(Stored data entries)
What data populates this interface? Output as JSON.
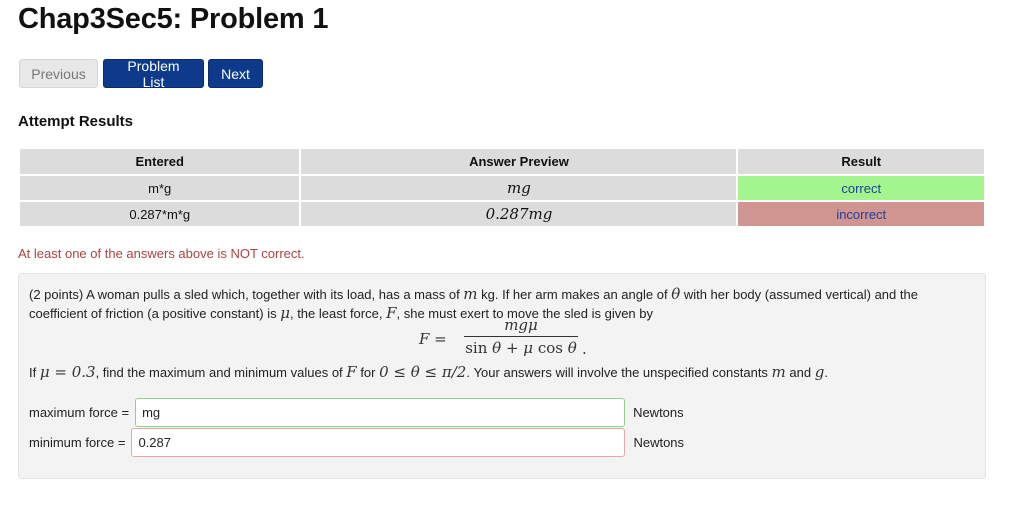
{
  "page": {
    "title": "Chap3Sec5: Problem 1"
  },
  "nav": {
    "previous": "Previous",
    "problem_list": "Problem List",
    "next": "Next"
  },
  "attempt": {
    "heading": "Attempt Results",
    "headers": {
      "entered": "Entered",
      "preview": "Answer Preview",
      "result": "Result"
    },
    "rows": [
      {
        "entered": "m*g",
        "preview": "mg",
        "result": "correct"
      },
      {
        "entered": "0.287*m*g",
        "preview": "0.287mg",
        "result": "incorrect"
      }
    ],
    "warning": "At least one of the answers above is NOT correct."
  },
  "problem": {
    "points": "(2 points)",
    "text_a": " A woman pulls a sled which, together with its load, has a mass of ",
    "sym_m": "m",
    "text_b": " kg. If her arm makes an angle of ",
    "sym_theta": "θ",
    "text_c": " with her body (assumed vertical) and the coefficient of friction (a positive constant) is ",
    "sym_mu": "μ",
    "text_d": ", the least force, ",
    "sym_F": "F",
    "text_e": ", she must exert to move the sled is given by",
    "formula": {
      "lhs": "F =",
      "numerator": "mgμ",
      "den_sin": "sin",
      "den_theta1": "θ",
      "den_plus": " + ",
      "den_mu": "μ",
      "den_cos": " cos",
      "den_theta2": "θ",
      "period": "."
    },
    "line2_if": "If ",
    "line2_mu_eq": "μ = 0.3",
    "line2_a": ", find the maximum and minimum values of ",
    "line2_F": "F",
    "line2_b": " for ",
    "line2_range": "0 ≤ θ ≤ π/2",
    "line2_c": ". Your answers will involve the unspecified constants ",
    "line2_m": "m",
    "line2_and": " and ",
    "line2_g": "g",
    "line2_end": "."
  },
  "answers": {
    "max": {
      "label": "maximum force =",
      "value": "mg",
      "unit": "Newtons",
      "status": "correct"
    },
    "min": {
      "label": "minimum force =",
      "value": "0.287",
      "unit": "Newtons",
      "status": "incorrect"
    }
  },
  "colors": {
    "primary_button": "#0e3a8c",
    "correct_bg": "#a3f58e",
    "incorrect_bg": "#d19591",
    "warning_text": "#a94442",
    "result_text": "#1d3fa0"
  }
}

* * *

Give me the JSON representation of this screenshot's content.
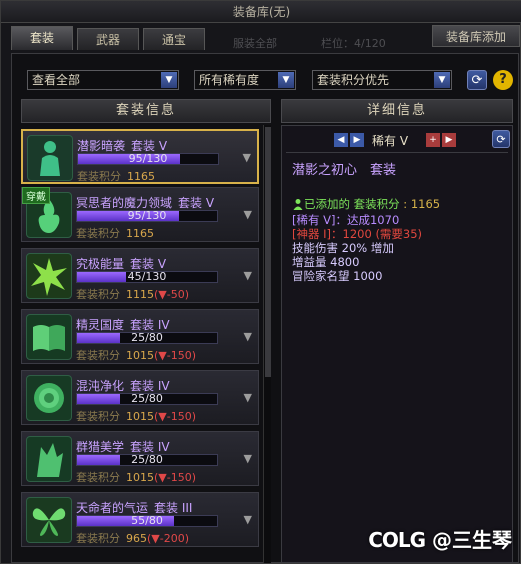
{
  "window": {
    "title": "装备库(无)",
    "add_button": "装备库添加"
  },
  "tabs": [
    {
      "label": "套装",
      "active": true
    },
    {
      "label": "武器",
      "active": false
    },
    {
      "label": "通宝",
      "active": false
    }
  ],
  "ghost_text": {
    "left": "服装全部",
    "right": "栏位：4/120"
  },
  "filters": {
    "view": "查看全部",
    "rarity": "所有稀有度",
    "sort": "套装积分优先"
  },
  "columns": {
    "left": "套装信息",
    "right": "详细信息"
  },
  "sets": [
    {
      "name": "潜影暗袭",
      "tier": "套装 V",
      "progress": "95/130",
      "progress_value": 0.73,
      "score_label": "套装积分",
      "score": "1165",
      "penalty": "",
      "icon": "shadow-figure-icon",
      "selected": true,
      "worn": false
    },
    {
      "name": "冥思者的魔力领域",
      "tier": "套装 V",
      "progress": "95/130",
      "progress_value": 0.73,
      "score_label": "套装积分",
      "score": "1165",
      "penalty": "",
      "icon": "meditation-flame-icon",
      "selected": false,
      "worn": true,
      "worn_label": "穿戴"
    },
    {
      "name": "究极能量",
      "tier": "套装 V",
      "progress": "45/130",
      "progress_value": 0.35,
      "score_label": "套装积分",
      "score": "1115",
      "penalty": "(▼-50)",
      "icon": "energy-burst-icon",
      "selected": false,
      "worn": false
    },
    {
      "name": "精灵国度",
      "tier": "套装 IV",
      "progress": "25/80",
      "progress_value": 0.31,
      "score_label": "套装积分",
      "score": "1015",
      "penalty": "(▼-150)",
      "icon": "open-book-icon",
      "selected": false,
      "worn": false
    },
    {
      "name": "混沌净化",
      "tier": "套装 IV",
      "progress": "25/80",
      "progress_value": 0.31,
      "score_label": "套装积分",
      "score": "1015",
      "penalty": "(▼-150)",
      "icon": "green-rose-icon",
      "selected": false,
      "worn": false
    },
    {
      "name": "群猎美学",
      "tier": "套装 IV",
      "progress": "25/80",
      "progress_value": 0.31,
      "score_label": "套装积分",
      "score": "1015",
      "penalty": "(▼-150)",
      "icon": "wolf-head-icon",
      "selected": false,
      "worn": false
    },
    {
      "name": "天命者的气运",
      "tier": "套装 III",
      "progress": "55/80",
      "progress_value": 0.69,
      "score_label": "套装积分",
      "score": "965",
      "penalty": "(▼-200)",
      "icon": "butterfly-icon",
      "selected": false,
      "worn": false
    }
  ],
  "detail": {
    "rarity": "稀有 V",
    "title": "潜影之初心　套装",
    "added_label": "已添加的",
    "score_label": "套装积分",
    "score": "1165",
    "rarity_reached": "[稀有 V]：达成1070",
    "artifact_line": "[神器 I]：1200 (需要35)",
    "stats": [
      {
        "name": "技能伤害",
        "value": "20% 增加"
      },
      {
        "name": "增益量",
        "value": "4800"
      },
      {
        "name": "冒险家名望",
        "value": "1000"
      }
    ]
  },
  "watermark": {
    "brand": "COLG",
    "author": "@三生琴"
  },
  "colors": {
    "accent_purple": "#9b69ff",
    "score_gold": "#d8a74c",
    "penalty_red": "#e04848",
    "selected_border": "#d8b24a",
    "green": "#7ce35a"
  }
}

Exercise directions: Reproduce each line holding the word "this".

Written reply:
What data populates this interface? Output as JSON.
Give me the JSON representation of this screenshot's content.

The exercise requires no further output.